┏━━
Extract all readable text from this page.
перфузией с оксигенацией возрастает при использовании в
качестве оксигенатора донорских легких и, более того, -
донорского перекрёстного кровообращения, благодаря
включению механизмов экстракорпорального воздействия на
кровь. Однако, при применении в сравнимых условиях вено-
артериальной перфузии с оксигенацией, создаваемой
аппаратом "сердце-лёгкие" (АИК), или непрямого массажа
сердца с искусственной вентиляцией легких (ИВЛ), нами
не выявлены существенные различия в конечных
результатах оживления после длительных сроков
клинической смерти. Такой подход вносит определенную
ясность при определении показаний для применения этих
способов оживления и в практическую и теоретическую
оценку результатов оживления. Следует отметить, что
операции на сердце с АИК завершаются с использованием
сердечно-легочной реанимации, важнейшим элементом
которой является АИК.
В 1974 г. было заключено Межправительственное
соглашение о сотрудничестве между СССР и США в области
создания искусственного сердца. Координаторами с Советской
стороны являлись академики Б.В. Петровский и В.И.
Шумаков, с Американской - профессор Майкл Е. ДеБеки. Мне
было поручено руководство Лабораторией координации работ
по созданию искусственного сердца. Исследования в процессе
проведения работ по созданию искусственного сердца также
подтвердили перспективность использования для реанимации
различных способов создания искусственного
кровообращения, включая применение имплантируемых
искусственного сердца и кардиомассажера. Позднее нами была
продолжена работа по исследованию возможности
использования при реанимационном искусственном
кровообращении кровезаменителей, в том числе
┗━━
- _Problem details_:
Copy each line of the listing that includes "созданию".

- _Solution for this exercise_:
по созданию искусственного сердца. Исследования в процессе
проведения работ по созданию искусственного сердца также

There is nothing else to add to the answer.